>>>

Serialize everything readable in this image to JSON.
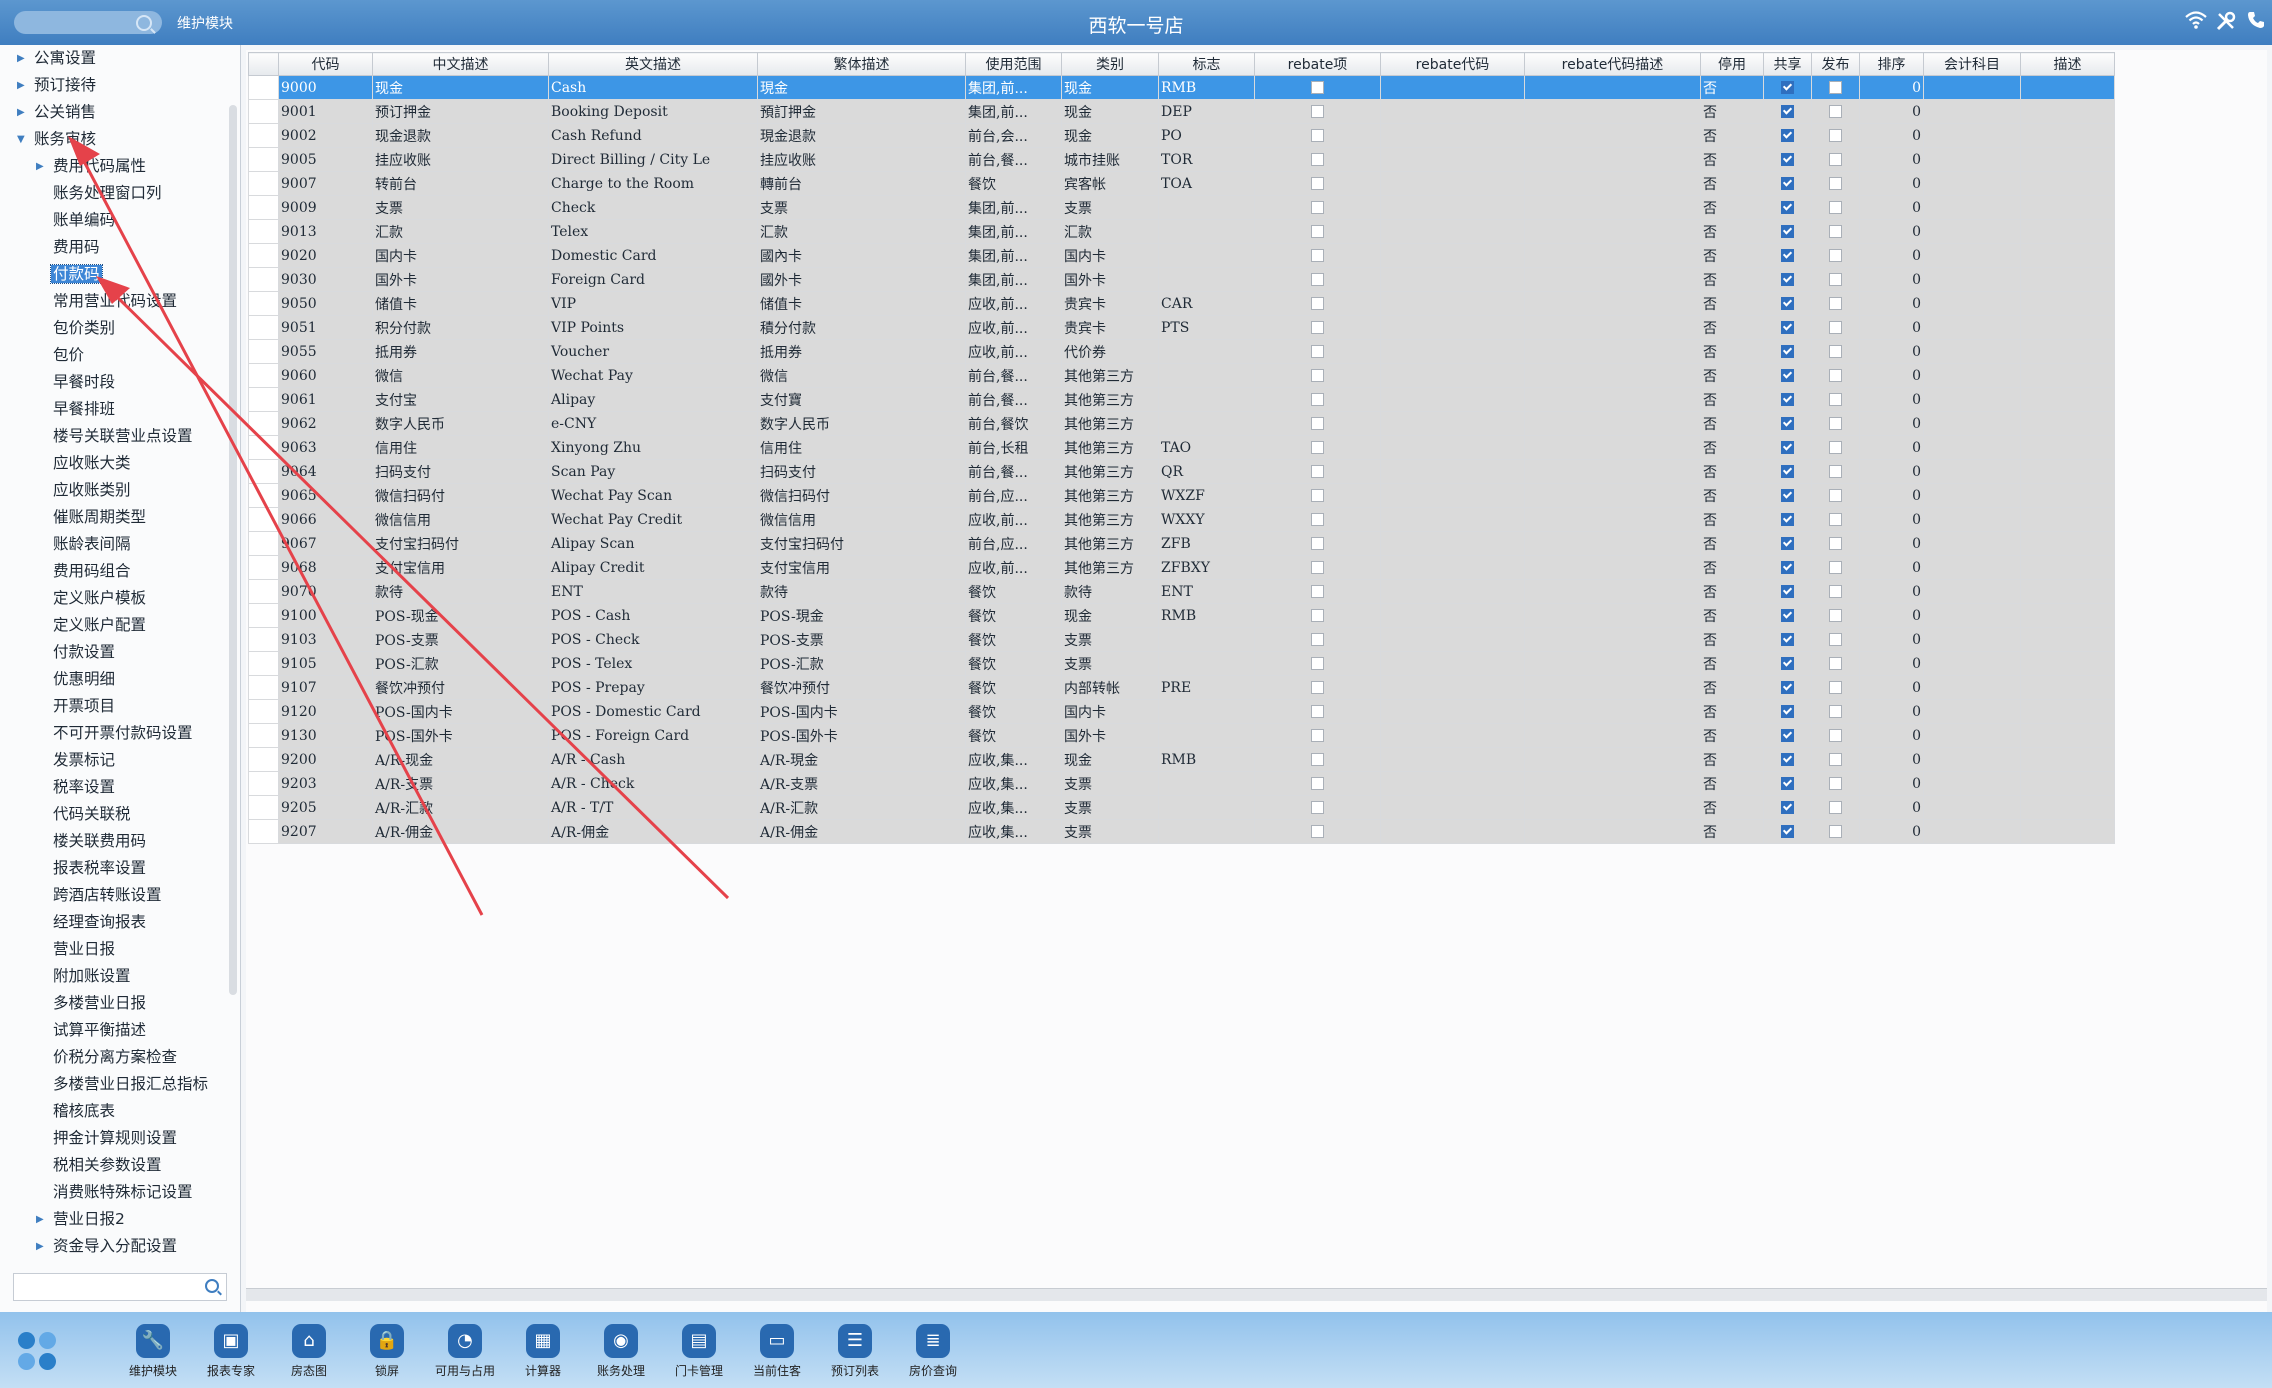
{
  "topbar": {
    "module": "维护模块",
    "title": "西软一号店",
    "icons": [
      "wifi-icon",
      "tools-icon",
      "phone-icon"
    ]
  },
  "sidebar": {
    "items": [
      {
        "label": "公寓设置",
        "level": 1,
        "expandable": true,
        "expanded": false
      },
      {
        "label": "预订接待",
        "level": 1,
        "expandable": true,
        "expanded": false
      },
      {
        "label": "公关销售",
        "level": 1,
        "expandable": true,
        "expanded": false
      },
      {
        "label": "账务审核",
        "level": 1,
        "expandable": true,
        "expanded": true
      },
      {
        "label": "费用代码属性",
        "level": 2,
        "expandable": true,
        "expanded": false
      },
      {
        "label": "账务处理窗口列",
        "level": 2
      },
      {
        "label": "账单编码",
        "level": 2
      },
      {
        "label": "费用码",
        "level": 2
      },
      {
        "label": "付款码",
        "level": 2,
        "selected": true
      },
      {
        "label": "常用营业代码设置",
        "level": 2
      },
      {
        "label": "包价类别",
        "level": 2
      },
      {
        "label": "包价",
        "level": 2
      },
      {
        "label": "早餐时段",
        "level": 2
      },
      {
        "label": "早餐排班",
        "level": 2
      },
      {
        "label": "楼号关联营业点设置",
        "level": 2
      },
      {
        "label": "应收账大类",
        "level": 2
      },
      {
        "label": "应收账类别",
        "level": 2
      },
      {
        "label": "催账周期类型",
        "level": 2
      },
      {
        "label": "账龄表间隔",
        "level": 2
      },
      {
        "label": "费用码组合",
        "level": 2
      },
      {
        "label": "定义账户模板",
        "level": 2
      },
      {
        "label": "定义账户配置",
        "level": 2
      },
      {
        "label": "付款设置",
        "level": 2
      },
      {
        "label": "优惠明细",
        "level": 2
      },
      {
        "label": "开票项目",
        "level": 2
      },
      {
        "label": "不可开票付款码设置",
        "level": 2
      },
      {
        "label": "发票标记",
        "level": 2
      },
      {
        "label": "税率设置",
        "level": 2
      },
      {
        "label": "代码关联税",
        "level": 2
      },
      {
        "label": "楼关联费用码",
        "level": 2
      },
      {
        "label": "报表税率设置",
        "level": 2
      },
      {
        "label": "跨酒店转账设置",
        "level": 2
      },
      {
        "label": "经理查询报表",
        "level": 2
      },
      {
        "label": "营业日报",
        "level": 2
      },
      {
        "label": "附加账设置",
        "level": 2
      },
      {
        "label": "多楼营业日报",
        "level": 2
      },
      {
        "label": "试算平衡描述",
        "level": 2
      },
      {
        "label": "价税分离方案检查",
        "level": 2
      },
      {
        "label": "多楼营业日报汇总指标",
        "level": 2
      },
      {
        "label": "稽核底表",
        "level": 2
      },
      {
        "label": "押金计算规则设置",
        "level": 2
      },
      {
        "label": "税相关参数设置",
        "level": 2
      },
      {
        "label": "消费账特殊标记设置",
        "level": 2
      },
      {
        "label": "营业日报2",
        "level": 2,
        "expandable": true,
        "expanded": false
      },
      {
        "label": "资金导入分配设置",
        "level": 2,
        "expandable": true,
        "expanded": false
      }
    ],
    "search_placeholder": ""
  },
  "grid": {
    "columns": [
      "代码",
      "中文描述",
      "英文描述",
      "繁体描述",
      "使用范围",
      "类别",
      "标志",
      "rebate项",
      "rebate代码",
      "rebate代码描述",
      "停用",
      "共享",
      "发布",
      "排序",
      "会计科目",
      "描述"
    ],
    "rows": [
      [
        "9000",
        "现金",
        "Cash",
        "現金",
        "集团,前...",
        "现金",
        "RMB",
        false,
        "",
        "",
        "否",
        true,
        false,
        "0",
        "",
        ""
      ],
      [
        "9001",
        "预订押金",
        "Booking Deposit",
        "預訂押金",
        "集团,前...",
        "现金",
        "DEP",
        false,
        "",
        "",
        "否",
        true,
        false,
        "0",
        "",
        ""
      ],
      [
        "9002",
        "现金退款",
        "Cash Refund",
        "現金退款",
        "前台,会...",
        "现金",
        "PO",
        false,
        "",
        "",
        "否",
        true,
        false,
        "0",
        "",
        ""
      ],
      [
        "9005",
        "挂应收账",
        "Direct Billing / City Le",
        "挂应收账",
        "前台,餐...",
        "城市挂账",
        "TOR",
        false,
        "",
        "",
        "否",
        true,
        false,
        "0",
        "",
        ""
      ],
      [
        "9007",
        "转前台",
        "Charge to the Room",
        "轉前台",
        "餐饮",
        "宾客帐",
        "TOA",
        false,
        "",
        "",
        "否",
        true,
        false,
        "0",
        "",
        ""
      ],
      [
        "9009",
        "支票",
        "Check",
        "支票",
        "集团,前...",
        "支票",
        "",
        false,
        "",
        "",
        "否",
        true,
        false,
        "0",
        "",
        ""
      ],
      [
        "9013",
        "汇款",
        "Telex",
        "汇款",
        "集团,前...",
        "汇款",
        "",
        false,
        "",
        "",
        "否",
        true,
        false,
        "0",
        "",
        ""
      ],
      [
        "9020",
        "国内卡",
        "Domestic Card",
        "國內卡",
        "集团,前...",
        "国内卡",
        "",
        false,
        "",
        "",
        "否",
        true,
        false,
        "0",
        "",
        ""
      ],
      [
        "9030",
        "国外卡",
        "Foreign Card",
        "國外卡",
        "集团,前...",
        "国外卡",
        "",
        false,
        "",
        "",
        "否",
        true,
        false,
        "0",
        "",
        ""
      ],
      [
        "9050",
        "储值卡",
        "VIP",
        "储值卡",
        "应收,前...",
        "贵宾卡",
        "CAR",
        false,
        "",
        "",
        "否",
        true,
        false,
        "0",
        "",
        ""
      ],
      [
        "9051",
        "积分付款",
        "VIP Points",
        "積分付款",
        "应收,前...",
        "贵宾卡",
        "PTS",
        false,
        "",
        "",
        "否",
        true,
        false,
        "0",
        "",
        ""
      ],
      [
        "9055",
        "抵用券",
        "Voucher",
        "抵用券",
        "应收,前...",
        "代价券",
        "",
        false,
        "",
        "",
        "否",
        true,
        false,
        "0",
        "",
        ""
      ],
      [
        "9060",
        "微信",
        "Wechat Pay",
        "微信",
        "前台,餐...",
        "其他第三方",
        "",
        false,
        "",
        "",
        "否",
        true,
        false,
        "0",
        "",
        ""
      ],
      [
        "9061",
        "支付宝",
        "Alipay",
        "支付寶",
        "前台,餐...",
        "其他第三方",
        "",
        false,
        "",
        "",
        "否",
        true,
        false,
        "0",
        "",
        ""
      ],
      [
        "9062",
        "数字人民币",
        "e-CNY",
        "数字人民币",
        "前台,餐饮",
        "其他第三方",
        "",
        false,
        "",
        "",
        "否",
        true,
        false,
        "0",
        "",
        ""
      ],
      [
        "9063",
        "信用住",
        "Xinyong Zhu",
        "信用住",
        "前台,长租",
        "其他第三方",
        "TAO",
        false,
        "",
        "",
        "否",
        true,
        false,
        "0",
        "",
        ""
      ],
      [
        "9064",
        "扫码支付",
        "Scan Pay",
        "扫码支付",
        "前台,餐...",
        "其他第三方",
        "QR",
        false,
        "",
        "",
        "否",
        true,
        false,
        "0",
        "",
        ""
      ],
      [
        "9065",
        "微信扫码付",
        "Wechat Pay Scan",
        "微信扫码付",
        "前台,应...",
        "其他第三方",
        "WXZF",
        false,
        "",
        "",
        "否",
        true,
        false,
        "0",
        "",
        ""
      ],
      [
        "9066",
        "微信信用",
        "Wechat Pay Credit",
        "微信信用",
        "应收,前...",
        "其他第三方",
        "WXXY",
        false,
        "",
        "",
        "否",
        true,
        false,
        "0",
        "",
        ""
      ],
      [
        "9067",
        "支付宝扫码付",
        "Alipay Scan",
        "支付宝扫码付",
        "前台,应...",
        "其他第三方",
        "ZFB",
        false,
        "",
        "",
        "否",
        true,
        false,
        "0",
        "",
        ""
      ],
      [
        "9068",
        "支付宝信用",
        "Alipay Credit",
        "支付宝信用",
        "应收,前...",
        "其他第三方",
        "ZFBXY",
        false,
        "",
        "",
        "否",
        true,
        false,
        "0",
        "",
        ""
      ],
      [
        "9070",
        "款待",
        "ENT",
        "款待",
        "餐饮",
        "款待",
        "ENT",
        false,
        "",
        "",
        "否",
        true,
        false,
        "0",
        "",
        ""
      ],
      [
        "9100",
        "POS-现金",
        "POS - Cash",
        "POS-現金",
        "餐饮",
        "现金",
        "RMB",
        false,
        "",
        "",
        "否",
        true,
        false,
        "0",
        "",
        ""
      ],
      [
        "9103",
        "POS-支票",
        "POS - Check",
        "POS-支票",
        "餐饮",
        "支票",
        "",
        false,
        "",
        "",
        "否",
        true,
        false,
        "0",
        "",
        ""
      ],
      [
        "9105",
        "POS-汇款",
        "POS - Telex",
        "POS-汇款",
        "餐饮",
        "支票",
        "",
        false,
        "",
        "",
        "否",
        true,
        false,
        "0",
        "",
        ""
      ],
      [
        "9107",
        "餐饮冲预付",
        "POS - Prepay",
        "餐饮冲预付",
        "餐饮",
        "内部转帐",
        "PRE",
        false,
        "",
        "",
        "否",
        true,
        false,
        "0",
        "",
        ""
      ],
      [
        "9120",
        "POS-国内卡",
        "POS - Domestic Card",
        "POS-国内卡",
        "餐饮",
        "国内卡",
        "",
        false,
        "",
        "",
        "否",
        true,
        false,
        "0",
        "",
        ""
      ],
      [
        "9130",
        "POS-国外卡",
        "POS - Foreign Card",
        "POS-国外卡",
        "餐饮",
        "国外卡",
        "",
        false,
        "",
        "",
        "否",
        true,
        false,
        "0",
        "",
        ""
      ],
      [
        "9200",
        "A/R-现金",
        "A/R - Cash",
        "A/R-現金",
        "应收,集...",
        "现金",
        "RMB",
        false,
        "",
        "",
        "否",
        true,
        false,
        "0",
        "",
        ""
      ],
      [
        "9203",
        "A/R-支票",
        "A/R - Check",
        "A/R-支票",
        "应收,集...",
        "支票",
        "",
        false,
        "",
        "",
        "否",
        true,
        false,
        "0",
        "",
        ""
      ],
      [
        "9205",
        "A/R-汇款",
        "A/R - T/T",
        "A/R-汇款",
        "应收,集...",
        "支票",
        "",
        false,
        "",
        "",
        "否",
        true,
        false,
        "0",
        "",
        ""
      ],
      [
        "9207",
        "A/R-佣金",
        "A/R-佣金",
        "A/R-佣金",
        "应收,集...",
        "支票",
        "",
        false,
        "",
        "",
        "否",
        true,
        false,
        "0",
        "",
        ""
      ]
    ],
    "selected_row": 0
  },
  "taskbar": {
    "items": [
      {
        "label": "维护模块",
        "icon": "wrench-icon"
      },
      {
        "label": "报表专家",
        "icon": "cube-icon"
      },
      {
        "label": "房态图",
        "icon": "bank-icon"
      },
      {
        "label": "锁屏",
        "icon": "lock-icon"
      },
      {
        "label": "可用与占用",
        "icon": "pie-chart-icon"
      },
      {
        "label": "计算器",
        "icon": "calculator-icon"
      },
      {
        "label": "账务处理",
        "icon": "coin-icon"
      },
      {
        "label": "门卡管理",
        "icon": "card-icon"
      },
      {
        "label": "当前住客",
        "icon": "id-card-icon"
      },
      {
        "label": "预订列表",
        "icon": "list-icon"
      },
      {
        "label": "房价查询",
        "icon": "database-icon"
      }
    ]
  },
  "colors": {
    "topbar": "#4a8ac8",
    "selection": "#3d96e6",
    "annotation_arrow": "#e5424a"
  }
}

<<<

GIVEN REQUEST
Pull out the lines above in which the word "Scan" appears.

EXERCISE OUTPUT
        "Scan Pay",
        "Wechat Pay Scan",
        "Alipay Scan",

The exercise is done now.